[begin INPUT DATA]

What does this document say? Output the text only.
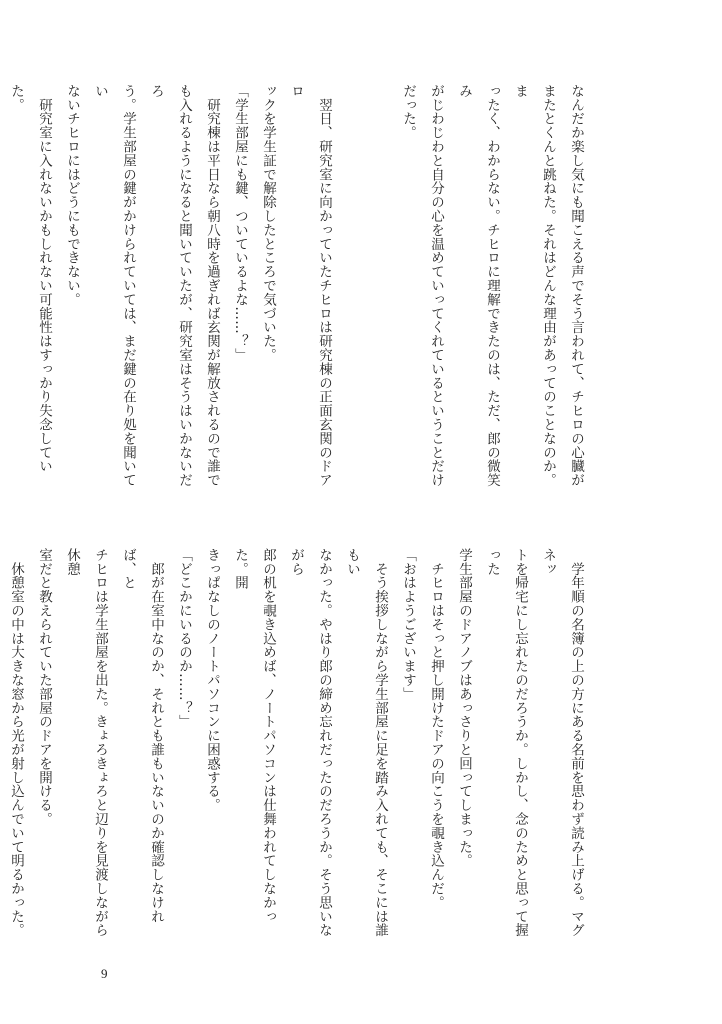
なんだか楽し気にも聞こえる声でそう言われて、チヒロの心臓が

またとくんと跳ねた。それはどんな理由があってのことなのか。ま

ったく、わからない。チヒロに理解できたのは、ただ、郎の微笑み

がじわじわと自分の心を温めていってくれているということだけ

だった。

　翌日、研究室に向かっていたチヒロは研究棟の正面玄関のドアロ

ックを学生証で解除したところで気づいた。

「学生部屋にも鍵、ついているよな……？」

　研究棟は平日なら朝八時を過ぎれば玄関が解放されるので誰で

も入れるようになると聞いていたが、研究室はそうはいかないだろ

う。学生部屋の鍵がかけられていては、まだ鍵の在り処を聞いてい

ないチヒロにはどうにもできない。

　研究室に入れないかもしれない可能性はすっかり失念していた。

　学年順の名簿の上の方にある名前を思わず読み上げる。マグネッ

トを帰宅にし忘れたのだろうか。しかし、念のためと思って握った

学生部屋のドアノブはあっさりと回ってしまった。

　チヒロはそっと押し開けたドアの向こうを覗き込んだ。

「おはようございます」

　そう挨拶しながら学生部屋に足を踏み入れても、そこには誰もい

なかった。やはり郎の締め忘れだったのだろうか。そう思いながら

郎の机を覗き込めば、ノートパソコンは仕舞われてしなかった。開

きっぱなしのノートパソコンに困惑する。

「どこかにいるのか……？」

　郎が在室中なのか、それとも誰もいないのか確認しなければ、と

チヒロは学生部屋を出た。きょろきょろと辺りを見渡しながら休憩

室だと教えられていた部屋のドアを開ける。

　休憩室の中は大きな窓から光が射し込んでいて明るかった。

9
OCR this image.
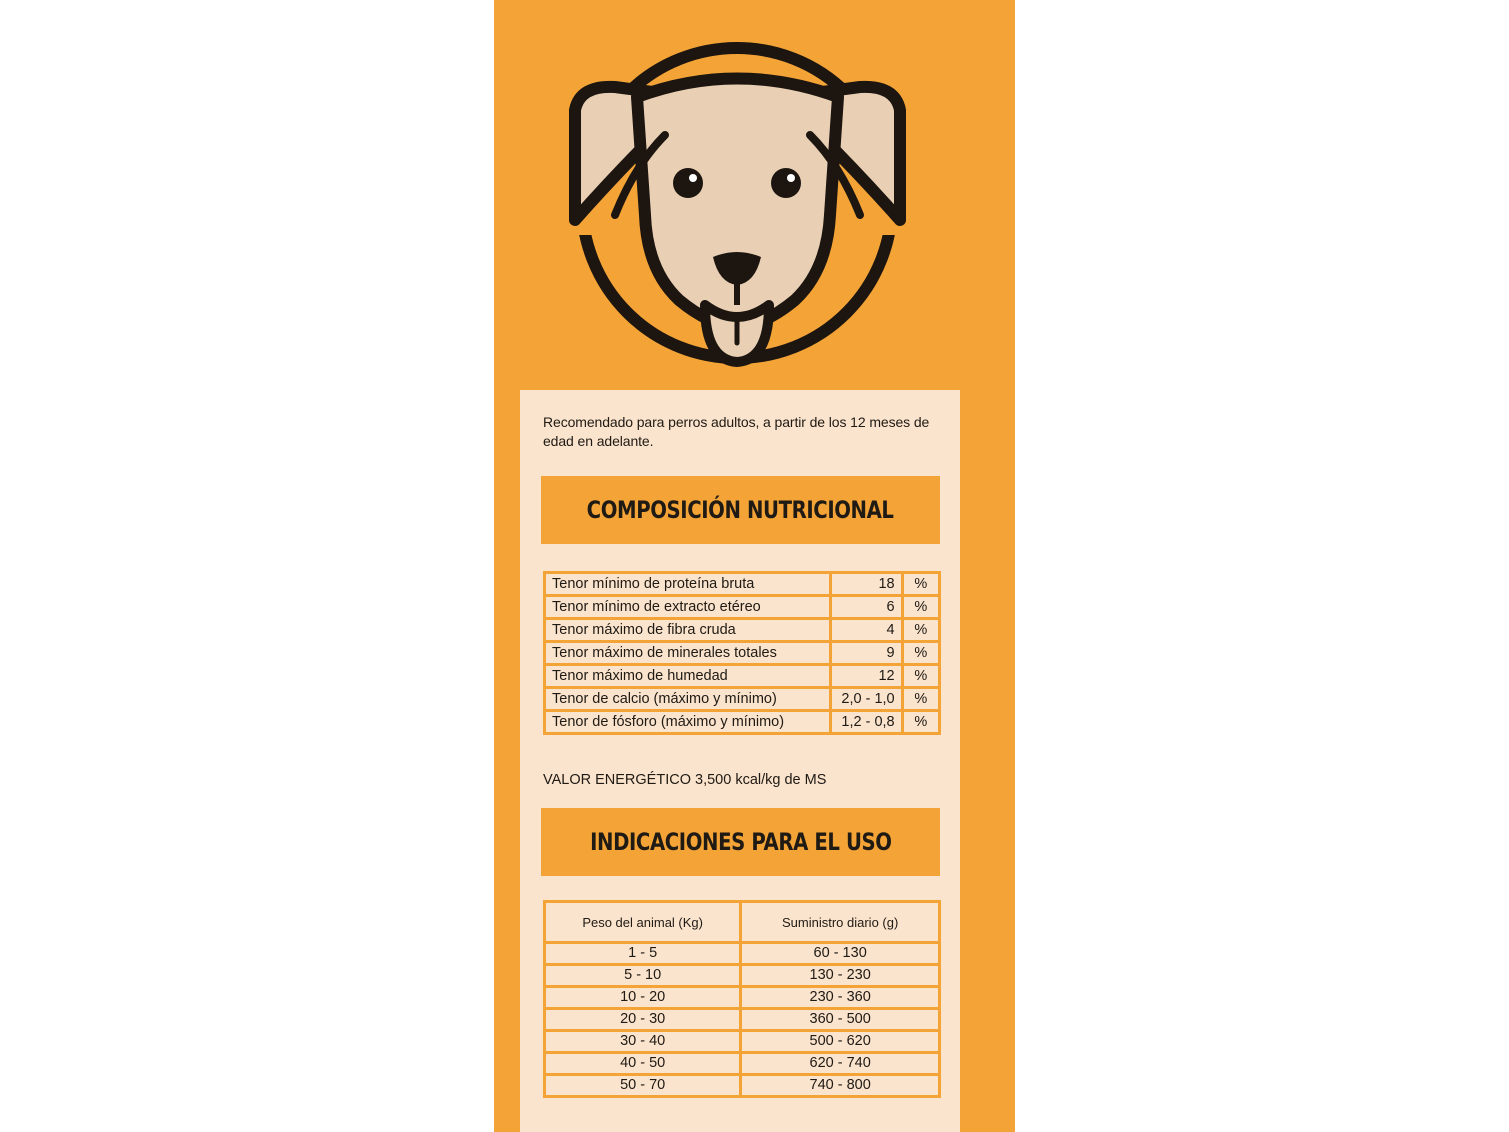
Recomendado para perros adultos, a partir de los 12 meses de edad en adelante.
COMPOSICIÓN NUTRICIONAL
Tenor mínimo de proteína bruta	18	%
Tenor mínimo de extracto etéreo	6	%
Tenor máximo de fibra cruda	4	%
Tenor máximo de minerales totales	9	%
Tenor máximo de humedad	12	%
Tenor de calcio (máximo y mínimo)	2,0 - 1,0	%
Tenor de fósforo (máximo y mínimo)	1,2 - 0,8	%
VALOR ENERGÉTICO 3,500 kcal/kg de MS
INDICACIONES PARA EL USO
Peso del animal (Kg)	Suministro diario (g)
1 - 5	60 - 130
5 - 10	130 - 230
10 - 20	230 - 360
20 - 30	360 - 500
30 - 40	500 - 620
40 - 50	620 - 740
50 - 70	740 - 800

[end INPUT DATA]

**DO THIS:**
In your copy, repeat each record exactly and include no pictures.

**ANSWER TO THE TASK:**
What does this document say? Output the text only.
なんだか楽し気にも聞こえる声でそう言われて、チヒロの心臓が

またとくんと跳ねた。それはどんな理由があってのことなのか。ま

ったく、わからない。チヒロに理解できたのは、ただ、郎の微笑み

がじわじわと自分の心を温めていってくれているということだけ

だった。

　翌日、研究室に向かっていたチヒロは研究棟の正面玄関のドアロ

ックを学生証で解除したところで気づいた。

「学生部屋にも鍵、ついているよな……？」

　研究棟は平日なら朝八時を過ぎれば玄関が解放されるので誰で

も入れるようになると聞いていたが、研究室はそうはいかないだろ

う。学生部屋の鍵がかけられていては、まだ鍵の在り処を聞いてい

ないチヒロにはどうにもできない。

　研究室に入れないかもしれない可能性はすっかり失念していた。

　学年順の名簿の上の方にある名前を思わず読み上げる。マグネッ

トを帰宅にし忘れたのだろうか。しかし、念のためと思って握った

学生部屋のドアノブはあっさりと回ってしまった。

　チヒロはそっと押し開けたドアの向こうを覗き込んだ。

「おはようございます」

　そう挨拶しながら学生部屋に足を踏み入れても、そこには誰もい

なかった。やはり郎の締め忘れだったのだろうか。そう思いながら

郎の机を覗き込めば、ノートパソコンは仕舞われてしなかった。開

きっぱなしのノートパソコンに困惑する。

「どこかにいるのか……？」

　郎が在室中なのか、それとも誰もいないのか確認しなければ、と

チヒロは学生部屋を出た。きょろきょろと辺りを見渡しながら休憩

室だと教えられていた部屋のドアを開ける。

　休憩室の中は大きな窓から光が射し込んでいて明るかった。

9
OCR this image.
Recomendado para perros adultos, a partir de los 12 meses de edad en adelante.
COMPOSICIÓN NUTRICIONAL
Tenor mínimo de proteína bruta	18	%
Tenor mínimo de extracto etéreo	6	%
Tenor máximo de fibra cruda	4	%
Tenor máximo de minerales totales	9	%
Tenor máximo de humedad	12	%
Tenor de calcio (máximo y mínimo)	2,0 - 1,0	%
Tenor de fósforo (máximo y mínimo)	1,2 - 0,8	%
VALOR ENERGÉTICO 3,500 kcal/kg de MS
INDICACIONES PARA EL USO
Peso del animal (Kg)	Suministro diario (g)
1 - 5	60 - 130
5 - 10	130 - 230
10 - 20	230 - 360
20 - 30	360 - 500
30 - 40	500 - 620
40 - 50	620 - 740
50 - 70	740 - 800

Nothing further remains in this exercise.